GIVEN TASK: Every line of the material that follows must be printed again exactly.

Start MATERIAL

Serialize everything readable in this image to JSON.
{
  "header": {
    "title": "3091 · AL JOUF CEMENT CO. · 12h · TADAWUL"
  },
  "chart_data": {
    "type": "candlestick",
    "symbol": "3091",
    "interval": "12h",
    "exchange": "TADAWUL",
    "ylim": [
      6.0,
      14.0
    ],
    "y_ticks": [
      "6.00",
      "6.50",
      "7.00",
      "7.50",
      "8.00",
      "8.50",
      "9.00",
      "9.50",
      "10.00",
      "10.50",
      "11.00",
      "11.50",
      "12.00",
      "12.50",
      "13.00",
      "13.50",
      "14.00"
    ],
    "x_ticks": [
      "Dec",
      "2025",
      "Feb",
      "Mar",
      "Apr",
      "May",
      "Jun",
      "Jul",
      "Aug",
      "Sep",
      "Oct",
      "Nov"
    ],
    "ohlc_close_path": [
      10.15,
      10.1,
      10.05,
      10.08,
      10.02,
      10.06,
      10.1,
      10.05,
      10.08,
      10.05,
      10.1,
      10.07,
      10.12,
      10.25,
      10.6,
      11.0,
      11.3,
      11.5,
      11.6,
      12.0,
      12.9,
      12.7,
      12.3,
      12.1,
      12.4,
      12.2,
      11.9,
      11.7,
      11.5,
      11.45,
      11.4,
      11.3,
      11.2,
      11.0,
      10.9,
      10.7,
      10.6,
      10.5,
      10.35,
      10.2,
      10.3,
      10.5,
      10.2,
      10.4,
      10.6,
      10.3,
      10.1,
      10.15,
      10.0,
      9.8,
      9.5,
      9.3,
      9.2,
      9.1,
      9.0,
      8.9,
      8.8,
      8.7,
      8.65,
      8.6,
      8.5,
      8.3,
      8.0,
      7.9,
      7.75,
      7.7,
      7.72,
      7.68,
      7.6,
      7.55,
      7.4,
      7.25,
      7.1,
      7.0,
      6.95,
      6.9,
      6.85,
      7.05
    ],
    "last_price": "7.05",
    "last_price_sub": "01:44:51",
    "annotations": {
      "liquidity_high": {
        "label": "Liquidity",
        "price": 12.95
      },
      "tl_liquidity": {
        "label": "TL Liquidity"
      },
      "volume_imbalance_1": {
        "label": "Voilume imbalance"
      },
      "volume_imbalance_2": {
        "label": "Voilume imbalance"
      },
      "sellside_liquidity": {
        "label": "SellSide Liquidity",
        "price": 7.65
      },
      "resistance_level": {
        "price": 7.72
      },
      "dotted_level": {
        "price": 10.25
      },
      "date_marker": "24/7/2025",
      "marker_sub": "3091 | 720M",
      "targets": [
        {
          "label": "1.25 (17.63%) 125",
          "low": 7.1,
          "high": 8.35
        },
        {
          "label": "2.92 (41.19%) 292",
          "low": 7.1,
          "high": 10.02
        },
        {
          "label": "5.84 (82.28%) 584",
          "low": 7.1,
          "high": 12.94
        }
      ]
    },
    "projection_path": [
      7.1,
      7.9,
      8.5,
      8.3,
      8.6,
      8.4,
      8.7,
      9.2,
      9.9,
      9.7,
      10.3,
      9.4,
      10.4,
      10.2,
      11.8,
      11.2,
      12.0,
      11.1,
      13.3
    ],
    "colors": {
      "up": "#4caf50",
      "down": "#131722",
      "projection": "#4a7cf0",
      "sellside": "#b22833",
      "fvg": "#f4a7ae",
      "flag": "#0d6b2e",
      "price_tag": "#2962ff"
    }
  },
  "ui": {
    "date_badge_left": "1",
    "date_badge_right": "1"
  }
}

End MATERIAL

THE RESULT:
Serialize everything readable in this image to JSON.
{
  "header": {
    "title": "3091 · AL JOUF CEMENT CO. · 12h · TADAWUL"
  },
  "chart_data": {
    "type": "candlestick",
    "symbol": "3091",
    "interval": "12h",
    "exchange": "TADAWUL",
    "ylim": [
      6.0,
      14.0
    ],
    "y_ticks": [
      "6.00",
      "6.50",
      "7.00",
      "7.50",
      "8.00",
      "8.50",
      "9.00",
      "9.50",
      "10.00",
      "10.50",
      "11.00",
      "11.50",
      "12.00",
      "12.50",
      "13.00",
      "13.50",
      "14.00"
    ],
    "x_ticks": [
      "Dec",
      "2025",
      "Feb",
      "Mar",
      "Apr",
      "May",
      "Jun",
      "Jul",
      "Aug",
      "Sep",
      "Oct",
      "Nov"
    ],
    "ohlc_close_path": [
      10.15,
      10.1,
      10.05,
      10.08,
      10.02,
      10.06,
      10.1,
      10.05,
      10.08,
      10.05,
      10.1,
      10.07,
      10.12,
      10.25,
      10.6,
      11.0,
      11.3,
      11.5,
      11.6,
      12.0,
      12.9,
      12.7,
      12.3,
      12.1,
      12.4,
      12.2,
      11.9,
      11.7,
      11.5,
      11.45,
      11.4,
      11.3,
      11.2,
      11.0,
      10.9,
      10.7,
      10.6,
      10.5,
      10.35,
      10.2,
      10.3,
      10.5,
      10.2,
      10.4,
      10.6,
      10.3,
      10.1,
      10.15,
      10.0,
      9.8,
      9.5,
      9.3,
      9.2,
      9.1,
      9.0,
      8.9,
      8.8,
      8.7,
      8.65,
      8.6,
      8.5,
      8.3,
      8.0,
      7.9,
      7.75,
      7.7,
      7.72,
      7.68,
      7.6,
      7.55,
      7.4,
      7.25,
      7.1,
      7.0,
      6.95,
      6.9,
      6.85,
      7.05
    ],
    "last_price": "7.05",
    "last_price_sub": "01:44:51",
    "annotations": {
      "liquidity_high": {
        "label": "Liquidity",
        "price": 12.95
      },
      "tl_liquidity": {
        "label": "TL Liquidity"
      },
      "volume_imbalance_1": {
        "label": "Voilume imbalance"
      },
      "volume_imbalance_2": {
        "label": "Voilume imbalance"
      },
      "sellside_liquidity": {
        "label": "SellSide Liquidity",
        "price": 7.65
      },
      "resistance_level": {
        "price": 7.72
      },
      "dotted_level": {
        "price": 10.25
      },
      "date_marker": "24/7/2025",
      "marker_sub": "3091 | 720M",
      "targets": [
        {
          "label": "1.25 (17.63%) 125",
          "low": 7.1,
          "high": 8.35
        },
        {
          "label": "2.92 (41.19%) 292",
          "low": 7.1,
          "high": 10.02
        },
        {
          "label": "5.84 (82.28%) 584",
          "low": 7.1,
          "high": 12.94
        }
      ]
    },
    "projection_path": [
      7.1,
      7.9,
      8.5,
      8.3,
      8.6,
      8.4,
      8.7,
      9.2,
      9.9,
      9.7,
      10.3,
      9.4,
      10.4,
      10.2,
      11.8,
      11.2,
      12.0,
      11.1,
      13.3
    ],
    "colors": {
      "up": "#4caf50",
      "down": "#131722",
      "projection": "#4a7cf0",
      "sellside": "#b22833",
      "fvg": "#f4a7ae",
      "flag": "#0d6b2e",
      "price_tag": "#2962ff"
    }
  },
  "ui": {
    "date_badge_left": "1",
    "date_badge_right": "1"
  }
}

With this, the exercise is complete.